EXERCISES =>
**1)** List every function name that appears in the code review below.
**2)** Answer these from the code review below:
(a) Whose name is on the Reviewed-by line?
(b) How many insertions and deletions does the change to mm/khugepaged.c make?
(c) What does the reviewer suggest passing in place of mmap_locked?

EXCERPT =>
The logic all seems correct to me, just a bunch of nits below really. This is
a really nice refactoring! :)

With them addressed:

Reviewed-by: Lorenzo Stoakes (Oracle) <ljs@kernel.org>

Cheers, Lorenzo

> ---
>  mm/khugepaged.c | 120 +++++++++++++++++++++++++-----------------------
>  1 file changed, 63 insertions(+), 57 deletions(-)
>
> diff --git a/mm/khugepaged.c b/mm/khugepaged.c
> index 33ae56e313ed..733c4a42c2ce 100644
> --- a/mm/khugepaged.c
> +++ b/mm/khugepaged.c
> @@ -2409,6 +2409,65 @@ static enum scan_result collapse_scan_file(struct mm_struct *mm,
>  	return result;
>  }
>
> +/*
> + * Try to collapse a single PMD starting at a PMD aligned addr, and return
> + * the results.
> + */
> +static enum scan_result collapse_single_pmd(unsigned long addr,
> +		struct vm_area_struct *vma, bool *mmap_locked,

mmap_locked seems mildly pointless here, and it's a semi-code smell to pass 'is
locked' flags I think.

You never read this, but the parameter implies somebody might pass in mmaplocked
== false, but you know it's always true here.

Anyway I think it makes more sense to pass in lock_dropped and get rid of
mmap_locked in madvise_collapse() and just pass in lock_dropped directly
(setting it false if anon).

Also obviously update collapse_scan_mm_slot() to use lock_dropped instead just
inverted.

That's clearer I think since it makes it a verb rather than a noun and the
function is dictating whether or not the lock is dropped, it also implies the
lock is held on entry.

> +		struct collapse_control *cc)
> +{
> +	struct mm_struct *mm = vma->vm_mm;
> +	bool triggered_wb = false;
> +	enum scan_result result;
> +	struct file *file;
> +	pgoff_t pgoff;
> +

Maybe move the mmap_assert_locked() from madvise_collapse() to here? Then we
assert it in both cases.

GIVEN DATA =>

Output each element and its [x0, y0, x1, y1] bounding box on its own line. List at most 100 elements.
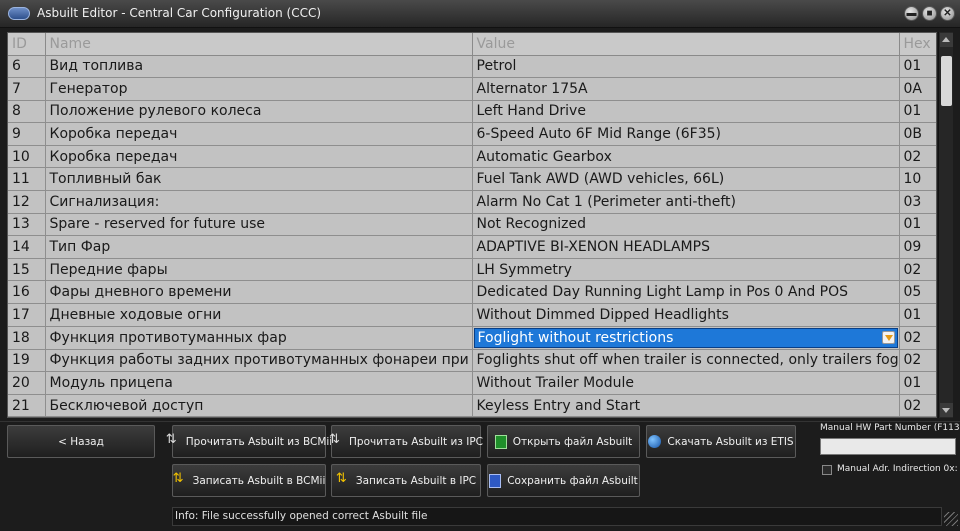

SOLUTIONS PER TASK =>
**1)**
collapse_scan_file
collapse_single_pmd
madvise_collapse
collapse_scan_mm_slot
mmap_assert_locked

**2)**
(a) Lorenzo Stoakes (Oracle)
(b) 63 insertions and 57 deletions
(c) lock_dropped